## The request
Convert every line of the material below into a Markdown table with the columns Row and Line. Number the rows in order and skip blank lines.
Start Working data
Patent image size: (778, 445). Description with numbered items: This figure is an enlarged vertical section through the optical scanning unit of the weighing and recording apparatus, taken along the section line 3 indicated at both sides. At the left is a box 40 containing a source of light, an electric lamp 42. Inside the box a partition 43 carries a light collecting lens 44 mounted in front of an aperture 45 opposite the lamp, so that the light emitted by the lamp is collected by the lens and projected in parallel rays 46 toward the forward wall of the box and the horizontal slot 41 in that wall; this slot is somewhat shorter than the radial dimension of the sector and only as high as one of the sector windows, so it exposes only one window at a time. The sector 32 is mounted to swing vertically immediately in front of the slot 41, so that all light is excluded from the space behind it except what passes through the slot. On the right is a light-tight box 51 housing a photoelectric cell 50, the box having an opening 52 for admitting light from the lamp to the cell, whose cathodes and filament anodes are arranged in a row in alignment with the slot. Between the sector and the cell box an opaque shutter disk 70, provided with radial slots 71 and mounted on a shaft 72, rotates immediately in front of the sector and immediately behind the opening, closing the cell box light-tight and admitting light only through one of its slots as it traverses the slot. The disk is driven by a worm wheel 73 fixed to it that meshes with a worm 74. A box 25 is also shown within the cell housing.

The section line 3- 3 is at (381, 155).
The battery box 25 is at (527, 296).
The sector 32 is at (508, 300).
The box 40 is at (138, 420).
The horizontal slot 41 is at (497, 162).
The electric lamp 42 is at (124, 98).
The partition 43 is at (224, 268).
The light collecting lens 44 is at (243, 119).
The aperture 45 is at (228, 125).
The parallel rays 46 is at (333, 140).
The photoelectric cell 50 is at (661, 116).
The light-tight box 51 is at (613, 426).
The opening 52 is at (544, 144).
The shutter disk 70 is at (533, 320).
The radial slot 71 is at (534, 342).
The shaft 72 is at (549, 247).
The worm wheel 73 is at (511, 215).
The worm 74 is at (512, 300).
End Working data
## The completed task
| Row | Line |
|---|---|
| 1 | Patent image size: (778, 445). Description with numbered items: This figure is an enlarged vertical section through the optical scanning unit of the weighing and recording apparatus, taken along the section line 3 indicated at both sides. At the left is a box 40 containing a source of light, an electric lamp 42. Inside the box a partition 43 carries a light collecting lens 44 mounted in front of an aperture 45 opposite the lamp, so that the light emitted by the lamp is collected by the lens and projected in parallel rays 46 toward the forward wall of the box and the horizontal slot 41 in that wall; this slot is somewhat shorter than the radial dimension of the sector and only as high as one of the sector windows, so it exposes only one window at a time. The sector 32 is mounted to swing vertically immediately in front of the slot 41, so that all light is excluded from the space behind it except what passes through the slot. On the right is a light-tight box 51 housing a photoelectric cell 50, the box having an opening 52 for admitting light from the lamp to the cell, whose cathodes and filament anodes are arranged in a row in alignment with the slot. Between the sector and the cell box an opaque shutter disk 70, provided with radial slots 71 and mounted on a shaft 72, rotates immediately in front of the sector and immediately behind the opening, closing the cell box light-tight and admitting light only through one of its slots as it traverses the slot. The disk is driven by a worm wheel 73 fixed to it that meshes with a worm 74. A box 25 is also shown within the cell housing. |
| 2 | The section line 3- 3 is at (381, 155). |
| 3 | The battery box 25 is at (527, 296). |
| 4 | The sector 32 is at (508, 300). |
| 5 | The box 40 is at (138, 420). |
| 6 | The horizontal slot 41 is at (497, 162). |
| 7 | The electric lamp 42 is at (124, 98). |
| 8 | The partition 43 is at (224, 268). |
| 9 | The light collecting lens 44 is at (243, 119). |
| 10 | The aperture 45 is at (228, 125). |
| 11 | The parallel rays 46 is at (333, 140). |
| 12 | The photoelectric cell 50 is at (661, 116). |
| 13 | The light-tight box 51 is at (613, 426). |
| 14 | The opening 52 is at (544, 144). |
| 15 | The shutter disk 70 is at (533, 320). |
| 16 | The radial slot 71 is at (534, 342). |
| 17 | The shaft 72 is at (549, 247). |
| 18 | The worm wheel 73 is at (511, 215). |
| 19 | The worm 74 is at (512, 300). |